**Instructions for the task:**
Would it be possible to write out each entry below exactly, without the pictures?
>>>
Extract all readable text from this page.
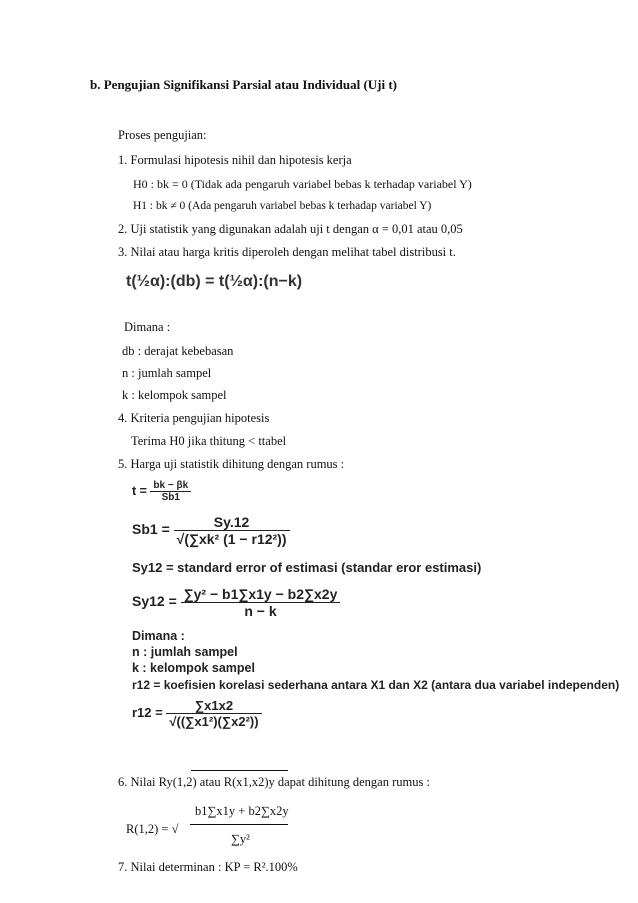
b. Pengujian Signifikansi Parsial atau Individual (Uji t)
Proses pengujian:
1. Formulasi hipotesis nihil dan hipotesis kerja
H0 : bk = 0 (Tidak ada pengaruh variabel bebas k terhadap variabel Y)
H1 : bk ≠ 0 (Ada pengaruh variabel bebas k terhadap variabel Y)
2. Uji statistik yang digunakan adalah uji t dengan α = 0,01 atau 0,05
3. Nilai atau harga kritis diperoleh dengan melihat tabel distribusi t.
t(½α):(db) = t(½α):(n−k)
Dimana :
db : derajat kebebasan
n : jumlah sampel
k : kelompok sampel
4. Kriteria pengujian hipotesis
Terima H0 jika thitung < ttabel
5. Harga uji statistik dihitung dengan rumus :
$t = \frac{bk - \beta k}{Sb1}$
$Sb1 = \frac{Sy.12}{\text{√(∑xk² (1 − r12²))}}$
Sy12 = standard error of estimasi (standar eror estimasi)
$Sy12 = \frac{\text{∑y² − b1∑x1y − b2∑x2y}}{n - k}$
Dimana :
n : jumlah sampel
k : kelompok sampel
r12 = koefisien korelasi sederhana antara X1 dan X2 (antara dua variabel independen)
$r12 = \frac{\sum x1x2}{\text{√((∑x1²)(∑x2²))}}$
6. Nilai Ry(1,2) atau R(x1,x2)y dapat dihitung dengan rumus :
b1∑x1y + b2∑x2y
R(1,2) = √
∑y²
7. Nilai determinan : KP = R².100%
<<<
**Output of the task:**
Extract all readable text from this page.
b. Pengujian Signifikansi Parsial atau Individual (Uji t)
Proses pengujian:
1. Formulasi hipotesis nihil dan hipotesis kerja
H0 : bk = 0 (Tidak ada pengaruh variabel bebas k terhadap variabel Y)
H1 : bk ≠ 0 (Ada pengaruh variabel bebas k terhadap variabel Y)
2. Uji statistik yang digunakan adalah uji t dengan α = 0,01 atau 0,05
3. Nilai atau harga kritis diperoleh dengan melihat tabel distribusi t.
t(½α):(db) = t(½α):(n−k)
Dimana :
db : derajat kebebasan
n : jumlah sampel
k : kelompok sampel
4. Kriteria pengujian hipotesis
Terima H0 jika thitung < ttabel
5. Harga uji statistik dihitung dengan rumus :
$t = \frac{bk - \beta k}{Sb1}$
$Sb1 = \frac{Sy.12}{\text{√(∑xk² (1 − r12²))}}$
Sy12 = standard error of estimasi (standar eror estimasi)
$Sy12 = \frac{\text{∑y² − b1∑x1y − b2∑x2y}}{n - k}$
Dimana :
n : jumlah sampel
k : kelompok sampel
r12 = koefisien korelasi sederhana antara X1 dan X2 (antara dua variabel independen)
$r12 = \frac{\sum x1x2}{\text{√((∑x1²)(∑x2²))}}$
6. Nilai Ry(1,2) atau R(x1,x2)y dapat dihitung dengan rumus :
b1∑x1y + b2∑x2y
R(1,2) = √
∑y²
7. Nilai determinan : KP = R².100%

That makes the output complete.